### Task brief
Write the material out again in full, exactly.
[start Records provided]
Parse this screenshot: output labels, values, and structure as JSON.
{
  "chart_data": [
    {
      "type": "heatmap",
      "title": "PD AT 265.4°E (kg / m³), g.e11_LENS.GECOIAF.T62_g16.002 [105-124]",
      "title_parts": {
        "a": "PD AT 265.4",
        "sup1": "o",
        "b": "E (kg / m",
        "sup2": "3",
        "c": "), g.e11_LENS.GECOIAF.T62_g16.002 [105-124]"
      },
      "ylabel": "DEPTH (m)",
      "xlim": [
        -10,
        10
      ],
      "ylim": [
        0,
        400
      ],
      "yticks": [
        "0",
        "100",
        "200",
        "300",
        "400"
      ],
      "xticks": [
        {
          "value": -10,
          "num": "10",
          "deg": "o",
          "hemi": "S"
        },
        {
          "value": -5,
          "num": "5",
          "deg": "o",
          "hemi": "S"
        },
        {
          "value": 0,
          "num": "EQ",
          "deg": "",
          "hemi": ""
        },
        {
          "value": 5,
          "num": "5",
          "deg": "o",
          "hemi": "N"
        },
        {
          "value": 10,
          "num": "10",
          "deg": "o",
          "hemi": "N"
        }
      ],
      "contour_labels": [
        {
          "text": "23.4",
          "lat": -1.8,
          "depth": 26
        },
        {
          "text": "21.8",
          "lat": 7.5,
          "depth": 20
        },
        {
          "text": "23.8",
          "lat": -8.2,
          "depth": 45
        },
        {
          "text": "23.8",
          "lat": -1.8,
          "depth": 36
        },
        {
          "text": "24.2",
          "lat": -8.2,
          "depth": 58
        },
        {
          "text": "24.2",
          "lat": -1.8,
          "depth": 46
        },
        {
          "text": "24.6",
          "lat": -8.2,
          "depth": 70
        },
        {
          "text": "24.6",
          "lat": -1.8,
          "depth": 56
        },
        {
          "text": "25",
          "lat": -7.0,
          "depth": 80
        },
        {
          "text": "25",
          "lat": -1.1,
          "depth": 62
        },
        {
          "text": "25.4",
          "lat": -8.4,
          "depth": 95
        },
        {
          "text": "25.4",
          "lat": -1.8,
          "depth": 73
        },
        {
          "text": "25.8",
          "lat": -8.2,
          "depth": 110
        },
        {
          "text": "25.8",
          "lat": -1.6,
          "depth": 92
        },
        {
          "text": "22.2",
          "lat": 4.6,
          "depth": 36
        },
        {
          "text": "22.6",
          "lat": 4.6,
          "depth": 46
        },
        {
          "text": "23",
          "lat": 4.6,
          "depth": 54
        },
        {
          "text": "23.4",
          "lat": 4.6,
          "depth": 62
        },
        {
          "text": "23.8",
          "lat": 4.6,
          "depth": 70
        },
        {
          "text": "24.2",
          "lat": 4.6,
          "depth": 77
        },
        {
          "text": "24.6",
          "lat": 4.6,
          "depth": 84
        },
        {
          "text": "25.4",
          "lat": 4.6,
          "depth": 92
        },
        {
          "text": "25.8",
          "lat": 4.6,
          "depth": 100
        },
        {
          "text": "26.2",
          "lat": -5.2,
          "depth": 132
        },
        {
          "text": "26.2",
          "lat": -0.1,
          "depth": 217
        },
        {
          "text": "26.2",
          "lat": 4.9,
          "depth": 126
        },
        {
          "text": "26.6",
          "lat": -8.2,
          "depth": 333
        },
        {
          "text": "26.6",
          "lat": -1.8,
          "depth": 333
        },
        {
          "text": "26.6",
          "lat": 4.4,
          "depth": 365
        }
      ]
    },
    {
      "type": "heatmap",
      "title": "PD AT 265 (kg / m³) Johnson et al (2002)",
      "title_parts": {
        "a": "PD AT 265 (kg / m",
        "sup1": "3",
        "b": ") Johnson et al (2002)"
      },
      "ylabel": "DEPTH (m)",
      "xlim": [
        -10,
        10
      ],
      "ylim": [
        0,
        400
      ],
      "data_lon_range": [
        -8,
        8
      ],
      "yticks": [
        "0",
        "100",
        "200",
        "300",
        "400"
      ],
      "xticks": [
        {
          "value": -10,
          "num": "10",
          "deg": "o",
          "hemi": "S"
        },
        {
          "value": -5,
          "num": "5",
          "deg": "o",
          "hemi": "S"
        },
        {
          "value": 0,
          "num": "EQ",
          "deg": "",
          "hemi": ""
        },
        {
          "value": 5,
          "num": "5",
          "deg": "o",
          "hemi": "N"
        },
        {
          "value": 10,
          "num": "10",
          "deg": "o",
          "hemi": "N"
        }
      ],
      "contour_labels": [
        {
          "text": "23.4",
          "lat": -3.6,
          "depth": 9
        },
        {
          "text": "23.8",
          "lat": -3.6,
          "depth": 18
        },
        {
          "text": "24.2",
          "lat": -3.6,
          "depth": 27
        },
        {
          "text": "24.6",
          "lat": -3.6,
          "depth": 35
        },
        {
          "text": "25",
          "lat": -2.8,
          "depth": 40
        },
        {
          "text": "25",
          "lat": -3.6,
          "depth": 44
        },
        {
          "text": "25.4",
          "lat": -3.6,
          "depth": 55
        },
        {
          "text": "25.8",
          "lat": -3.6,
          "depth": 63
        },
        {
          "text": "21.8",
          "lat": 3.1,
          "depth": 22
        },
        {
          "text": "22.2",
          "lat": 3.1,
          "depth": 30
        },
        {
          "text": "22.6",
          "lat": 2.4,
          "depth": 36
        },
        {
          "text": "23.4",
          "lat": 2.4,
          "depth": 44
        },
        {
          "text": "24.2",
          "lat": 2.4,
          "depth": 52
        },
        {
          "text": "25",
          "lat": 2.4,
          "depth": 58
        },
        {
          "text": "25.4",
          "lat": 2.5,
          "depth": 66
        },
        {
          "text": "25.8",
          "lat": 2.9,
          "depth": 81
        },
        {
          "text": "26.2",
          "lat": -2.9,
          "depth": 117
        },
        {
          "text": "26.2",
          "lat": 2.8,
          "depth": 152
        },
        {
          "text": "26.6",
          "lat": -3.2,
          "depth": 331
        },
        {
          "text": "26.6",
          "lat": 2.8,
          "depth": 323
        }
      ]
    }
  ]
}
[end Records provided]
### The result
Parse this screenshot: output labels, values, and structure as JSON.
{
  "chart_data": [
    {
      "type": "heatmap",
      "title": "PD AT 265.4°E (kg / m³), g.e11_LENS.GECOIAF.T62_g16.002 [105-124]",
      "title_parts": {
        "a": "PD AT 265.4",
        "sup1": "o",
        "b": "E (kg / m",
        "sup2": "3",
        "c": "), g.e11_LENS.GECOIAF.T62_g16.002 [105-124]"
      },
      "ylabel": "DEPTH (m)",
      "xlim": [
        -10,
        10
      ],
      "ylim": [
        0,
        400
      ],
      "yticks": [
        "0",
        "100",
        "200",
        "300",
        "400"
      ],
      "xticks": [
        {
          "value": -10,
          "num": "10",
          "deg": "o",
          "hemi": "S"
        },
        {
          "value": -5,
          "num": "5",
          "deg": "o",
          "hemi": "S"
        },
        {
          "value": 0,
          "num": "EQ",
          "deg": "",
          "hemi": ""
        },
        {
          "value": 5,
          "num": "5",
          "deg": "o",
          "hemi": "N"
        },
        {
          "value": 10,
          "num": "10",
          "deg": "o",
          "hemi": "N"
        }
      ],
      "contour_labels": [
        {
          "text": "23.4",
          "lat": -1.8,
          "depth": 26
        },
        {
          "text": "21.8",
          "lat": 7.5,
          "depth": 20
        },
        {
          "text": "23.8",
          "lat": -8.2,
          "depth": 45
        },
        {
          "text": "23.8",
          "lat": -1.8,
          "depth": 36
        },
        {
          "text": "24.2",
          "lat": -8.2,
          "depth": 58
        },
        {
          "text": "24.2",
          "lat": -1.8,
          "depth": 46
        },
        {
          "text": "24.6",
          "lat": -8.2,
          "depth": 70
        },
        {
          "text": "24.6",
          "lat": -1.8,
          "depth": 56
        },
        {
          "text": "25",
          "lat": -7.0,
          "depth": 80
        },
        {
          "text": "25",
          "lat": -1.1,
          "depth": 62
        },
        {
          "text": "25.4",
          "lat": -8.4,
          "depth": 95
        },
        {
          "text": "25.4",
          "lat": -1.8,
          "depth": 73
        },
        {
          "text": "25.8",
          "lat": -8.2,
          "depth": 110
        },
        {
          "text": "25.8",
          "lat": -1.6,
          "depth": 92
        },
        {
          "text": "22.2",
          "lat": 4.6,
          "depth": 36
        },
        {
          "text": "22.6",
          "lat": 4.6,
          "depth": 46
        },
        {
          "text": "23",
          "lat": 4.6,
          "depth": 54
        },
        {
          "text": "23.4",
          "lat": 4.6,
          "depth": 62
        },
        {
          "text": "23.8",
          "lat": 4.6,
          "depth": 70
        },
        {
          "text": "24.2",
          "lat": 4.6,
          "depth": 77
        },
        {
          "text": "24.6",
          "lat": 4.6,
          "depth": 84
        },
        {
          "text": "25.4",
          "lat": 4.6,
          "depth": 92
        },
        {
          "text": "25.8",
          "lat": 4.6,
          "depth": 100
        },
        {
          "text": "26.2",
          "lat": -5.2,
          "depth": 132
        },
        {
          "text": "26.2",
          "lat": -0.1,
          "depth": 217
        },
        {
          "text": "26.2",
          "lat": 4.9,
          "depth": 126
        },
        {
          "text": "26.6",
          "lat": -8.2,
          "depth": 333
        },
        {
          "text": "26.6",
          "lat": -1.8,
          "depth": 333
        },
        {
          "text": "26.6",
          "lat": 4.4,
          "depth": 365
        }
      ]
    },
    {
      "type": "heatmap",
      "title": "PD AT 265 (kg / m³) Johnson et al (2002)",
      "title_parts": {
        "a": "PD AT 265 (kg / m",
        "sup1": "3",
        "b": ") Johnson et al (2002)"
      },
      "ylabel": "DEPTH (m)",
      "xlim": [
        -10,
        10
      ],
      "ylim": [
        0,
        400
      ],
      "data_lon_range": [
        -8,
        8
      ],
      "yticks": [
        "0",
        "100",
        "200",
        "300",
        "400"
      ],
      "xticks": [
        {
          "value": -10,
          "num": "10",
          "deg": "o",
          "hemi": "S"
        },
        {
          "value": -5,
          "num": "5",
          "deg": "o",
          "hemi": "S"
        },
        {
          "value": 0,
          "num": "EQ",
          "deg": "",
          "hemi": ""
        },
        {
          "value": 5,
          "num": "5",
          "deg": "o",
          "hemi": "N"
        },
        {
          "value": 10,
          "num": "10",
          "deg": "o",
          "hemi": "N"
        }
      ],
      "contour_labels": [
        {
          "text": "23.4",
          "lat": -3.6,
          "depth": 9
        },
        {
          "text": "23.8",
          "lat": -3.6,
          "depth": 18
        },
        {
          "text": "24.2",
          "lat": -3.6,
          "depth": 27
        },
        {
          "text": "24.6",
          "lat": -3.6,
          "depth": 35
        },
        {
          "text": "25",
          "lat": -2.8,
          "depth": 40
        },
        {
          "text": "25",
          "lat": -3.6,
          "depth": 44
        },
        {
          "text": "25.4",
          "lat": -3.6,
          "depth": 55
        },
        {
          "text": "25.8",
          "lat": -3.6,
          "depth": 63
        },
        {
          "text": "21.8",
          "lat": 3.1,
          "depth": 22
        },
        {
          "text": "22.2",
          "lat": 3.1,
          "depth": 30
        },
        {
          "text": "22.6",
          "lat": 2.4,
          "depth": 36
        },
        {
          "text": "23.4",
          "lat": 2.4,
          "depth": 44
        },
        {
          "text": "24.2",
          "lat": 2.4,
          "depth": 52
        },
        {
          "text": "25",
          "lat": 2.4,
          "depth": 58
        },
        {
          "text": "25.4",
          "lat": 2.5,
          "depth": 66
        },
        {
          "text": "25.8",
          "lat": 2.9,
          "depth": 81
        },
        {
          "text": "26.2",
          "lat": -2.9,
          "depth": 117
        },
        {
          "text": "26.2",
          "lat": 2.8,
          "depth": 152
        },
        {
          "text": "26.6",
          "lat": -3.2,
          "depth": 331
        },
        {
          "text": "26.6",
          "lat": 2.8,
          "depth": 323
        }
      ]
    }
  ]
}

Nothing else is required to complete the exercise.